Records about charts and figures:
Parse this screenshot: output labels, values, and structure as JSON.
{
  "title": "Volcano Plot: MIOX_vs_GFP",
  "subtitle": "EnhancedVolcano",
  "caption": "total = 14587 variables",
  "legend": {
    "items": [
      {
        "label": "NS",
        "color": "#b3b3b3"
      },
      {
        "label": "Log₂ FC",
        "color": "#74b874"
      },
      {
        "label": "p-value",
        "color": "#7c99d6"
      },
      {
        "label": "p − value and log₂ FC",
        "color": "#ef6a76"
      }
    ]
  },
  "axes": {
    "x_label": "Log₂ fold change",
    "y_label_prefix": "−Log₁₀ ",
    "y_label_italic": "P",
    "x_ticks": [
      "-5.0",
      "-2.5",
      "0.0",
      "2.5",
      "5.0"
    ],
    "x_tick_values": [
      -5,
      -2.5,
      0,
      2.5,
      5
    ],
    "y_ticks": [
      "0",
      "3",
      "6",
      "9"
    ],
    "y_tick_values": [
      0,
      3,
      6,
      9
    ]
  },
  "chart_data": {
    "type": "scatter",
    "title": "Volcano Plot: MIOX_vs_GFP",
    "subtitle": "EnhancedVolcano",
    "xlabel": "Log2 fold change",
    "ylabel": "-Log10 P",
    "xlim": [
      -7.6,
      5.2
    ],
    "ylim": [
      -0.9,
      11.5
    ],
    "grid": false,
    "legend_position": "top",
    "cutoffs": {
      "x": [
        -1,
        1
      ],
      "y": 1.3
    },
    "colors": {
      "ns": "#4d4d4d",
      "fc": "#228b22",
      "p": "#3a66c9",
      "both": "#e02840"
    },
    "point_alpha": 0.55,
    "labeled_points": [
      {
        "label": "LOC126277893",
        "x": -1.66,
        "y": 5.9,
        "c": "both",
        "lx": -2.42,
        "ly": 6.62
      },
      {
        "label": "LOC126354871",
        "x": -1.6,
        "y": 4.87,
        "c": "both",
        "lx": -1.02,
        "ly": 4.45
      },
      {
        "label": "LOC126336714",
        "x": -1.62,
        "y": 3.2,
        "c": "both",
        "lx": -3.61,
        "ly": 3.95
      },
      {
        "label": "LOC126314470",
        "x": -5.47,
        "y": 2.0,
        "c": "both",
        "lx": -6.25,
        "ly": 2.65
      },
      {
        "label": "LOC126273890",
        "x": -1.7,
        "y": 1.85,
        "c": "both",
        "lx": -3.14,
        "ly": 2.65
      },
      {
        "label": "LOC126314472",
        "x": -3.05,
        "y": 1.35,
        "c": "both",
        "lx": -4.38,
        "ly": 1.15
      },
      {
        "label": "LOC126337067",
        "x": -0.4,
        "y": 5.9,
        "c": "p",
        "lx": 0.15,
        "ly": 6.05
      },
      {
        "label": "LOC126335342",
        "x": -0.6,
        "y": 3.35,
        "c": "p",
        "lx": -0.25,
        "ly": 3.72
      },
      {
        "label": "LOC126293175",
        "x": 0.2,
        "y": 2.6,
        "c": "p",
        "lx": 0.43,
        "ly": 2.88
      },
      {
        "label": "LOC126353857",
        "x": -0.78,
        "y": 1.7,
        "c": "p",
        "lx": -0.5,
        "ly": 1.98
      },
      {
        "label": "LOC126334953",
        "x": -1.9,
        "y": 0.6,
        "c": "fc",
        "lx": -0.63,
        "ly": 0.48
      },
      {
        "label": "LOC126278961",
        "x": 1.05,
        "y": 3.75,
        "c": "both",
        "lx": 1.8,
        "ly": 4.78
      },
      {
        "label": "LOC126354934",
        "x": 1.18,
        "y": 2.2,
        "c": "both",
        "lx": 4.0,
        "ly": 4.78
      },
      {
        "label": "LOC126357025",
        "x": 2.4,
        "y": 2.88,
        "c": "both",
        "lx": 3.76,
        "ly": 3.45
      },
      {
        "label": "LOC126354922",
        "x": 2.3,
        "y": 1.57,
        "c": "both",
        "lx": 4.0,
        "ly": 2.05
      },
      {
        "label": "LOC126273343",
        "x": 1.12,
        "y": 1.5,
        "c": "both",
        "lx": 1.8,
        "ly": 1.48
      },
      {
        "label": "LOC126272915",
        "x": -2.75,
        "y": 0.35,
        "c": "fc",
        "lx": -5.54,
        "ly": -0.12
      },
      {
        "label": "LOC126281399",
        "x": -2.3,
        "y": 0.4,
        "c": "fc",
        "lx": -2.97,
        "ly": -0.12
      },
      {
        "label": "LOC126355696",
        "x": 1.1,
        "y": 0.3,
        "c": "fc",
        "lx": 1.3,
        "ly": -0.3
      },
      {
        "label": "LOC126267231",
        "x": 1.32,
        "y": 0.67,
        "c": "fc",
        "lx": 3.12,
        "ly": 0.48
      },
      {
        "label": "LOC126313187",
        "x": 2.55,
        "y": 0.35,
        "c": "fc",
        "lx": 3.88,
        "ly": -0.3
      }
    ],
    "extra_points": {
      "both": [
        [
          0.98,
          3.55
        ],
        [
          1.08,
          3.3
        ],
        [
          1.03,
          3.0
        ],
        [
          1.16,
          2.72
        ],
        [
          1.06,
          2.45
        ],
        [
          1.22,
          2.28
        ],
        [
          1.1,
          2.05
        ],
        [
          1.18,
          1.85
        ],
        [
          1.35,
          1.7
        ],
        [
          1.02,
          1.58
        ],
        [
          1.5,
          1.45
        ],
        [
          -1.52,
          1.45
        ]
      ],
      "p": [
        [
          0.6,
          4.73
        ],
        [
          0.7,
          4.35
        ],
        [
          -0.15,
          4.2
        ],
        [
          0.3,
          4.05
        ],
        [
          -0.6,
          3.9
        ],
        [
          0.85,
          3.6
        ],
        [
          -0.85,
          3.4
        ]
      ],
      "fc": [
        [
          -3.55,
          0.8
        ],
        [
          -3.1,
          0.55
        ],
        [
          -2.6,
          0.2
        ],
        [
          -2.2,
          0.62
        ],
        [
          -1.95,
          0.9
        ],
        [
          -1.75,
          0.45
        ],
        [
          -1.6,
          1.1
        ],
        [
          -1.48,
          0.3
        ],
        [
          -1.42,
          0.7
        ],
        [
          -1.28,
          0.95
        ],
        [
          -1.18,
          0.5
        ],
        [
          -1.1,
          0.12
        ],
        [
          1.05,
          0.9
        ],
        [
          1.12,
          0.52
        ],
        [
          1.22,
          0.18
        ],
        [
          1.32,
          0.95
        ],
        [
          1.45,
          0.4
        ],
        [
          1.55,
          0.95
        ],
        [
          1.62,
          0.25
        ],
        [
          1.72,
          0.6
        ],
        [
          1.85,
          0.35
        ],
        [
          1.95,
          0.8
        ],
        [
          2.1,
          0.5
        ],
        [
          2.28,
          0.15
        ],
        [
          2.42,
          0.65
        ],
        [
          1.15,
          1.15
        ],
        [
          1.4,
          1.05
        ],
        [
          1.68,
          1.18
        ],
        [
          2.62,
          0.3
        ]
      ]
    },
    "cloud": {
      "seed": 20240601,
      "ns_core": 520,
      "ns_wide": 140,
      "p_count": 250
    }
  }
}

*Problem to solve*:
Give an exact copy of all the data shown above.

*The completed task*:
Parse this screenshot: output labels, values, and structure as JSON.
{
  "title": "Volcano Plot: MIOX_vs_GFP",
  "subtitle": "EnhancedVolcano",
  "caption": "total = 14587 variables",
  "legend": {
    "items": [
      {
        "label": "NS",
        "color": "#b3b3b3"
      },
      {
        "label": "Log₂ FC",
        "color": "#74b874"
      },
      {
        "label": "p-value",
        "color": "#7c99d6"
      },
      {
        "label": "p − value and log₂ FC",
        "color": "#ef6a76"
      }
    ]
  },
  "axes": {
    "x_label": "Log₂ fold change",
    "y_label_prefix": "−Log₁₀ ",
    "y_label_italic": "P",
    "x_ticks": [
      "-5.0",
      "-2.5",
      "0.0",
      "2.5",
      "5.0"
    ],
    "x_tick_values": [
      -5,
      -2.5,
      0,
      2.5,
      5
    ],
    "y_ticks": [
      "0",
      "3",
      "6",
      "9"
    ],
    "y_tick_values": [
      0,
      3,
      6,
      9
    ]
  },
  "chart_data": {
    "type": "scatter",
    "title": "Volcano Plot: MIOX_vs_GFP",
    "subtitle": "EnhancedVolcano",
    "xlabel": "Log2 fold change",
    "ylabel": "-Log10 P",
    "xlim": [
      -7.6,
      5.2
    ],
    "ylim": [
      -0.9,
      11.5
    ],
    "grid": false,
    "legend_position": "top",
    "cutoffs": {
      "x": [
        -1,
        1
      ],
      "y": 1.3
    },
    "colors": {
      "ns": "#4d4d4d",
      "fc": "#228b22",
      "p": "#3a66c9",
      "both": "#e02840"
    },
    "point_alpha": 0.55,
    "labeled_points": [
      {
        "label": "LOC126277893",
        "x": -1.66,
        "y": 5.9,
        "c": "both",
        "lx": -2.42,
        "ly": 6.62
      },
      {
        "label": "LOC126354871",
        "x": -1.6,
        "y": 4.87,
        "c": "both",
        "lx": -1.02,
        "ly": 4.45
      },
      {
        "label": "LOC126336714",
        "x": -1.62,
        "y": 3.2,
        "c": "both",
        "lx": -3.61,
        "ly": 3.95
      },
      {
        "label": "LOC126314470",
        "x": -5.47,
        "y": 2.0,
        "c": "both",
        "lx": -6.25,
        "ly": 2.65
      },
      {
        "label": "LOC126273890",
        "x": -1.7,
        "y": 1.85,
        "c": "both",
        "lx": -3.14,
        "ly": 2.65
      },
      {
        "label": "LOC126314472",
        "x": -3.05,
        "y": 1.35,
        "c": "both",
        "lx": -4.38,
        "ly": 1.15
      },
      {
        "label": "LOC126337067",
        "x": -0.4,
        "y": 5.9,
        "c": "p",
        "lx": 0.15,
        "ly": 6.05
      },
      {
        "label": "LOC126335342",
        "x": -0.6,
        "y": 3.35,
        "c": "p",
        "lx": -0.25,
        "ly": 3.72
      },
      {
        "label": "LOC126293175",
        "x": 0.2,
        "y": 2.6,
        "c": "p",
        "lx": 0.43,
        "ly": 2.88
      },
      {
        "label": "LOC126353857",
        "x": -0.78,
        "y": 1.7,
        "c": "p",
        "lx": -0.5,
        "ly": 1.98
      },
      {
        "label": "LOC126334953",
        "x": -1.9,
        "y": 0.6,
        "c": "fc",
        "lx": -0.63,
        "ly": 0.48
      },
      {
        "label": "LOC126278961",
        "x": 1.05,
        "y": 3.75,
        "c": "both",
        "lx": 1.8,
        "ly": 4.78
      },
      {
        "label": "LOC126354934",
        "x": 1.18,
        "y": 2.2,
        "c": "both",
        "lx": 4.0,
        "ly": 4.78
      },
      {
        "label": "LOC126357025",
        "x": 2.4,
        "y": 2.88,
        "c": "both",
        "lx": 3.76,
        "ly": 3.45
      },
      {
        "label": "LOC126354922",
        "x": 2.3,
        "y": 1.57,
        "c": "both",
        "lx": 4.0,
        "ly": 2.05
      },
      {
        "label": "LOC126273343",
        "x": 1.12,
        "y": 1.5,
        "c": "both",
        "lx": 1.8,
        "ly": 1.48
      },
      {
        "label": "LOC126272915",
        "x": -2.75,
        "y": 0.35,
        "c": "fc",
        "lx": -5.54,
        "ly": -0.12
      },
      {
        "label": "LOC126281399",
        "x": -2.3,
        "y": 0.4,
        "c": "fc",
        "lx": -2.97,
        "ly": -0.12
      },
      {
        "label": "LOC126355696",
        "x": 1.1,
        "y": 0.3,
        "c": "fc",
        "lx": 1.3,
        "ly": -0.3
      },
      {
        "label": "LOC126267231",
        "x": 1.32,
        "y": 0.67,
        "c": "fc",
        "lx": 3.12,
        "ly": 0.48
      },
      {
        "label": "LOC126313187",
        "x": 2.55,
        "y": 0.35,
        "c": "fc",
        "lx": 3.88,
        "ly": -0.3
      }
    ],
    "extra_points": {
      "both": [
        [
          0.98,
          3.55
        ],
        [
          1.08,
          3.3
        ],
        [
          1.03,
          3.0
        ],
        [
          1.16,
          2.72
        ],
        [
          1.06,
          2.45
        ],
        [
          1.22,
          2.28
        ],
        [
          1.1,
          2.05
        ],
        [
          1.18,
          1.85
        ],
        [
          1.35,
          1.7
        ],
        [
          1.02,
          1.58
        ],
        [
          1.5,
          1.45
        ],
        [
          -1.52,
          1.45
        ]
      ],
      "p": [
        [
          0.6,
          4.73
        ],
        [
          0.7,
          4.35
        ],
        [
          -0.15,
          4.2
        ],
        [
          0.3,
          4.05
        ],
        [
          -0.6,
          3.9
        ],
        [
          0.85,
          3.6
        ],
        [
          -0.85,
          3.4
        ]
      ],
      "fc": [
        [
          -3.55,
          0.8
        ],
        [
          -3.1,
          0.55
        ],
        [
          -2.6,
          0.2
        ],
        [
          -2.2,
          0.62
        ],
        [
          -1.95,
          0.9
        ],
        [
          -1.75,
          0.45
        ],
        [
          -1.6,
          1.1
        ],
        [
          -1.48,
          0.3
        ],
        [
          -1.42,
          0.7
        ],
        [
          -1.28,
          0.95
        ],
        [
          -1.18,
          0.5
        ],
        [
          -1.1,
          0.12
        ],
        [
          1.05,
          0.9
        ],
        [
          1.12,
          0.52
        ],
        [
          1.22,
          0.18
        ],
        [
          1.32,
          0.95
        ],
        [
          1.45,
          0.4
        ],
        [
          1.55,
          0.95
        ],
        [
          1.62,
          0.25
        ],
        [
          1.72,
          0.6
        ],
        [
          1.85,
          0.35
        ],
        [
          1.95,
          0.8
        ],
        [
          2.1,
          0.5
        ],
        [
          2.28,
          0.15
        ],
        [
          2.42,
          0.65
        ],
        [
          1.15,
          1.15
        ],
        [
          1.4,
          1.05
        ],
        [
          1.68,
          1.18
        ],
        [
          2.62,
          0.3
        ]
      ]
    },
    "cloud": {
      "seed": 20240601,
      "ns_core": 520,
      "ns_wide": 140,
      "p_count": 250
    }
  }
}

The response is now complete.